- [Your task]
How many lines in the records below contain the word "deliveries"? Give only the number.

Figure content listings

********************

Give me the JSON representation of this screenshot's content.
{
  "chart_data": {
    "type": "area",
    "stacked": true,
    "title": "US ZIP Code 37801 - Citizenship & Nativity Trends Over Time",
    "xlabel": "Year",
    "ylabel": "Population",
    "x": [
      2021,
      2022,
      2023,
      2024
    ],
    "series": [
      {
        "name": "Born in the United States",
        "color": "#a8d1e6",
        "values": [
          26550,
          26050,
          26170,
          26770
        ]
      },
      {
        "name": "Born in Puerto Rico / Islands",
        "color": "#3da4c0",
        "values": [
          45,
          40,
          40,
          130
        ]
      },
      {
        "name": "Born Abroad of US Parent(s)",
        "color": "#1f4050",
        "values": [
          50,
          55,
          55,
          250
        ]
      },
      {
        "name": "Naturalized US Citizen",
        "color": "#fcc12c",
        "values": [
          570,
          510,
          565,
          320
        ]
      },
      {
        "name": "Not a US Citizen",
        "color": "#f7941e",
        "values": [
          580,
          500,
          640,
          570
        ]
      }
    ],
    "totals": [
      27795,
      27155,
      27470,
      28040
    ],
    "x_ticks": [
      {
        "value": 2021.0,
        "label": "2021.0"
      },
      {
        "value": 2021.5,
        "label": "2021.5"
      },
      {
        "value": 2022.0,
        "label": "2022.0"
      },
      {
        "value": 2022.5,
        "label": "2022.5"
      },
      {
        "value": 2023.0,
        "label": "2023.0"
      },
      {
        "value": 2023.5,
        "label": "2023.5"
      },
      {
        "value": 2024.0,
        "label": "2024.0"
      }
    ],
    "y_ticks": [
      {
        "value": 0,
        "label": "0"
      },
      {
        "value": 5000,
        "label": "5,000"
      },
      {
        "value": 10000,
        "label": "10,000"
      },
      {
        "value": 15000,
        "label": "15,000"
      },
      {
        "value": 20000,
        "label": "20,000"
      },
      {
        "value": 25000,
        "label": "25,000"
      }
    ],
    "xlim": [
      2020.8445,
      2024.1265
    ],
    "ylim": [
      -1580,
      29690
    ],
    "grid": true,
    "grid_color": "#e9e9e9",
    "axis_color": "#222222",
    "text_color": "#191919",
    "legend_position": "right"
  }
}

********************

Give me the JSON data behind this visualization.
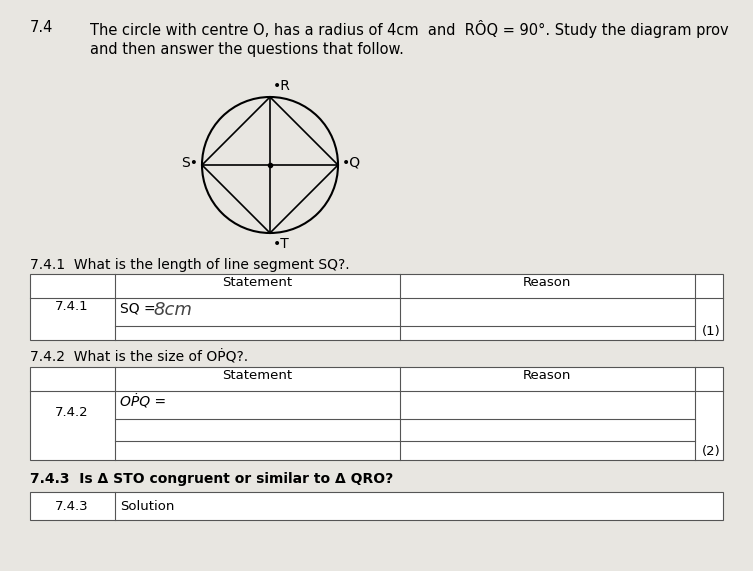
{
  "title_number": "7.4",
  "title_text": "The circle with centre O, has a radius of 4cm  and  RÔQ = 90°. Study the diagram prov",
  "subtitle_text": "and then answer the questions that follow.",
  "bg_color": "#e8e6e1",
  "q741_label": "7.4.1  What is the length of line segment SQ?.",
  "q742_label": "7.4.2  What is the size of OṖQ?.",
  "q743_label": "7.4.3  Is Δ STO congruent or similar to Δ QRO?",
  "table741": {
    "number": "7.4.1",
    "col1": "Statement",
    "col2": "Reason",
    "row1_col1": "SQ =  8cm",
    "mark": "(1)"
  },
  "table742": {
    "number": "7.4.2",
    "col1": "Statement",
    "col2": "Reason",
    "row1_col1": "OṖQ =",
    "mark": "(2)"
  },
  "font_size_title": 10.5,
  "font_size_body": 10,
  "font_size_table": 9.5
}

********************

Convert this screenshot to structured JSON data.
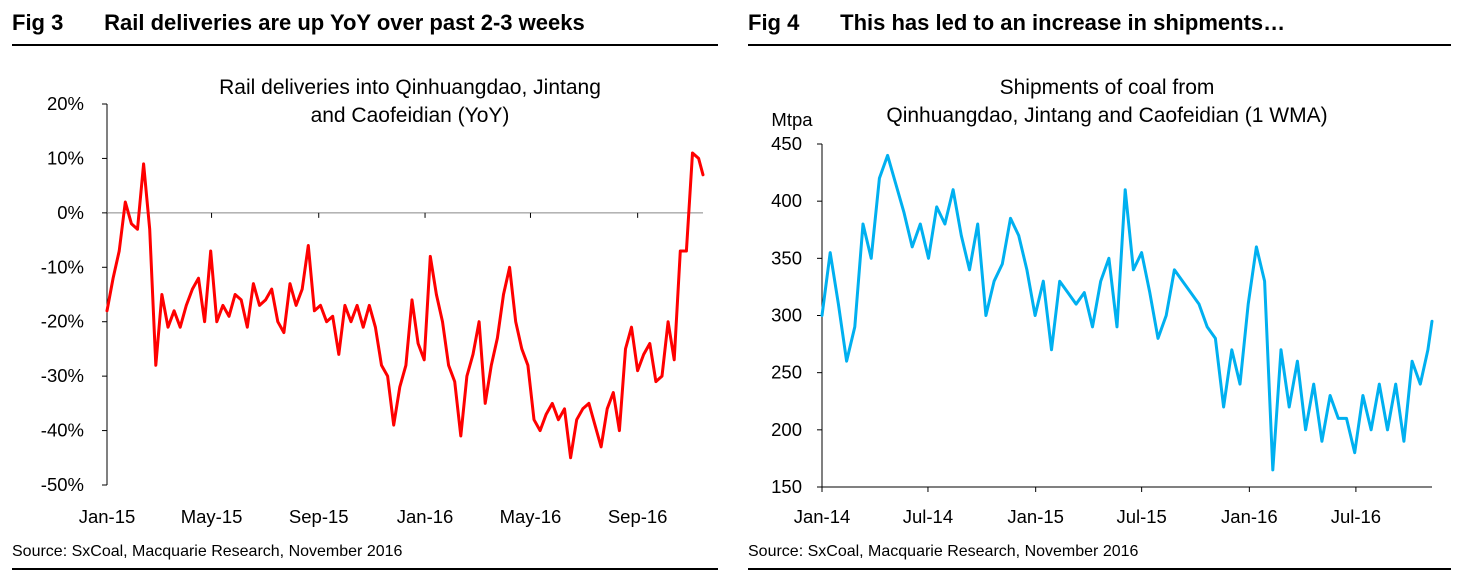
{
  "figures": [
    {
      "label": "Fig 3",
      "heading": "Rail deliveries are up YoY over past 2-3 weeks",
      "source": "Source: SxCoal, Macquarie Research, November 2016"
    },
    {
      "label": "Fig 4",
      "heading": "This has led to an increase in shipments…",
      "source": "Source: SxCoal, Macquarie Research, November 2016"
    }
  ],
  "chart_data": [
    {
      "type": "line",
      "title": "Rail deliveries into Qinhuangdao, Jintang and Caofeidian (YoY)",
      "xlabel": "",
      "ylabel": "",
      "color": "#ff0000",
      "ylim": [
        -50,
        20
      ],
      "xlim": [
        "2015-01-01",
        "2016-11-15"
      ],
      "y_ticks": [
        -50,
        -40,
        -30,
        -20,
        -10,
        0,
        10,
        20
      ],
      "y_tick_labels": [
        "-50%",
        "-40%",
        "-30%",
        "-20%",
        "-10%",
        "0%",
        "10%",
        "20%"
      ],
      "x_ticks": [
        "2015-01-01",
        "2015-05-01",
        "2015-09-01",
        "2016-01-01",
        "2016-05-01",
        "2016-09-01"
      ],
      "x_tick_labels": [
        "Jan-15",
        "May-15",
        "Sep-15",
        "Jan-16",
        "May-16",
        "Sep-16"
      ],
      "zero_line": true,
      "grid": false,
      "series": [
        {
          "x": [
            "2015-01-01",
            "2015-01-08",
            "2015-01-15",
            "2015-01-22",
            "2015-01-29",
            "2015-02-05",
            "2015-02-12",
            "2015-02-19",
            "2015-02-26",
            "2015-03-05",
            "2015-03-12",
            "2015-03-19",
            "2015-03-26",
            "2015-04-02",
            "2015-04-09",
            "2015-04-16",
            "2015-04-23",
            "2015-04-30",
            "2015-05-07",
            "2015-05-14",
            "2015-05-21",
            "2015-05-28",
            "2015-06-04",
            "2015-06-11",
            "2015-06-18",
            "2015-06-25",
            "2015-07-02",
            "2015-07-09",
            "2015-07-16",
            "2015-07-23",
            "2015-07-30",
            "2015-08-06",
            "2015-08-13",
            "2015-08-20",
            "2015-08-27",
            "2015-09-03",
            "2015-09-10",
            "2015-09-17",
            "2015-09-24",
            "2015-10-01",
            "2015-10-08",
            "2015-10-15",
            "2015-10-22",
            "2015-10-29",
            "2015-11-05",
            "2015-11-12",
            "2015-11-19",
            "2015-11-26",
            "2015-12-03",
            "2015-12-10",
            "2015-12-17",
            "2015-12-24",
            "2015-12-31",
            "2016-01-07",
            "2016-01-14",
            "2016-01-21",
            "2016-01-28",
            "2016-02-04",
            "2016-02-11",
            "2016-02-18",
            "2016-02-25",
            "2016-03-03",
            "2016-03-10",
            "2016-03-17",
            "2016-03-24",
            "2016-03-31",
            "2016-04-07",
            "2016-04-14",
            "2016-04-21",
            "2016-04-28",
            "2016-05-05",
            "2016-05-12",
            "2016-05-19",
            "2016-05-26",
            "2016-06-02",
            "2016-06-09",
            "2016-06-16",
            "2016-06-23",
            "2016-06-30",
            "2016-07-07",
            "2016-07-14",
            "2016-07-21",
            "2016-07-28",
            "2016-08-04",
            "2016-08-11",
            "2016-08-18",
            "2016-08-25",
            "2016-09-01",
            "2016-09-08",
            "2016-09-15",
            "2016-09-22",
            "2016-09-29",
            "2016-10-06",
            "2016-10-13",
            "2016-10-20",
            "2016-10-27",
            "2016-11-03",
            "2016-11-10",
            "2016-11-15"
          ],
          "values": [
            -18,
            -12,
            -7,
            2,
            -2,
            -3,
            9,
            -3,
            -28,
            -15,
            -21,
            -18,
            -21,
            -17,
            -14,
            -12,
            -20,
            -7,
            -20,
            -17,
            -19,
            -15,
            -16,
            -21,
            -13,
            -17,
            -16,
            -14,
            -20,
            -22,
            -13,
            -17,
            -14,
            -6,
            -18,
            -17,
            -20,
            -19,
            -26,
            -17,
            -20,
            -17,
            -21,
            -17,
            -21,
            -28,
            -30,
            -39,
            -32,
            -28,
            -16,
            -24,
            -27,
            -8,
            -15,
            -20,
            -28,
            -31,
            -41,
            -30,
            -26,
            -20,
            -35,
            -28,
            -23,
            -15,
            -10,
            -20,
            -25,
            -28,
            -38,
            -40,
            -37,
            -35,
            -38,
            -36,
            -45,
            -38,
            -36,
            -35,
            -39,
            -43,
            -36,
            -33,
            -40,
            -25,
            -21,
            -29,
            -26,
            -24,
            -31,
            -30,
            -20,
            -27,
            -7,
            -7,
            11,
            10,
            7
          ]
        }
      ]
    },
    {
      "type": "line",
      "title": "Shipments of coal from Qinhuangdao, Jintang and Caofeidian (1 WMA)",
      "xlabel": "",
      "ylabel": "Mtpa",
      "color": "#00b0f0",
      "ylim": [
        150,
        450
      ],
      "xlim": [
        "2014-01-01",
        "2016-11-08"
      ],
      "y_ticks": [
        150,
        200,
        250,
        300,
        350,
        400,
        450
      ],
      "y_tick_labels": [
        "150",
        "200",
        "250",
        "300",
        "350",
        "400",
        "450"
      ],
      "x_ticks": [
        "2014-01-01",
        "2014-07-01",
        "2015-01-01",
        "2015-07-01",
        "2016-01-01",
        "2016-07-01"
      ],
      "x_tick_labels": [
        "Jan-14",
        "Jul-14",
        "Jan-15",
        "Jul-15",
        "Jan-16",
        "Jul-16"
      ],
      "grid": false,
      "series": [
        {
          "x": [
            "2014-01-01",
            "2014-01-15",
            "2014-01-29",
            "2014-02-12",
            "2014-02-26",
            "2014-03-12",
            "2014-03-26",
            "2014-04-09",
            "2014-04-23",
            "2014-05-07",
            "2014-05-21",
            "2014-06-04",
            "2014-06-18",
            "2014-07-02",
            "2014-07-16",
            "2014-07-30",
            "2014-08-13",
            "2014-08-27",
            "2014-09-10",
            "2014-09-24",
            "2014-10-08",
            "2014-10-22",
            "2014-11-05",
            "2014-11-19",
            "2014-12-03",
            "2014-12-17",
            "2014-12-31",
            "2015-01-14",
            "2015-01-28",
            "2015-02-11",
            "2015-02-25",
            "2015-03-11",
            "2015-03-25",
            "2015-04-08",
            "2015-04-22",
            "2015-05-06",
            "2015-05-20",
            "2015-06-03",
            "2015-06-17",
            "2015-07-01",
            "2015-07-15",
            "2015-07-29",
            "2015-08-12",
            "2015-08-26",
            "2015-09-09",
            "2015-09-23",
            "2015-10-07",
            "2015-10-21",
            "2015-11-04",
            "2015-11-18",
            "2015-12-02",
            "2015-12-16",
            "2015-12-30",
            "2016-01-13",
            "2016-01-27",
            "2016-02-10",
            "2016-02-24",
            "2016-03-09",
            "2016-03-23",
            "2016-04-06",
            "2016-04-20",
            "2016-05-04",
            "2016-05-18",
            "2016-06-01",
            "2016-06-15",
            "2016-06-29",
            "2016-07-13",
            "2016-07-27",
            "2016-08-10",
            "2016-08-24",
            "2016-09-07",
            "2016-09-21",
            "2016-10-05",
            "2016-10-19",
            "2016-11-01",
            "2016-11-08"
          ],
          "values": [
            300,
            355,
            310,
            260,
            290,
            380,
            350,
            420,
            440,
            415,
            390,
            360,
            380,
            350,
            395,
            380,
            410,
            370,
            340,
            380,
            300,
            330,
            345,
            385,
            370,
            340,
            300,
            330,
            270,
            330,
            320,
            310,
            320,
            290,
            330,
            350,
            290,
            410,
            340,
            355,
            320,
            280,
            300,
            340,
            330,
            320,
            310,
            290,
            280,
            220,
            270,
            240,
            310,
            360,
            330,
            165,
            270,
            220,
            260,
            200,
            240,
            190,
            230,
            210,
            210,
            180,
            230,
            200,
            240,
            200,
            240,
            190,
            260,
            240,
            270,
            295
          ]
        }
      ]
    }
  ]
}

********************

- [Correct response]
2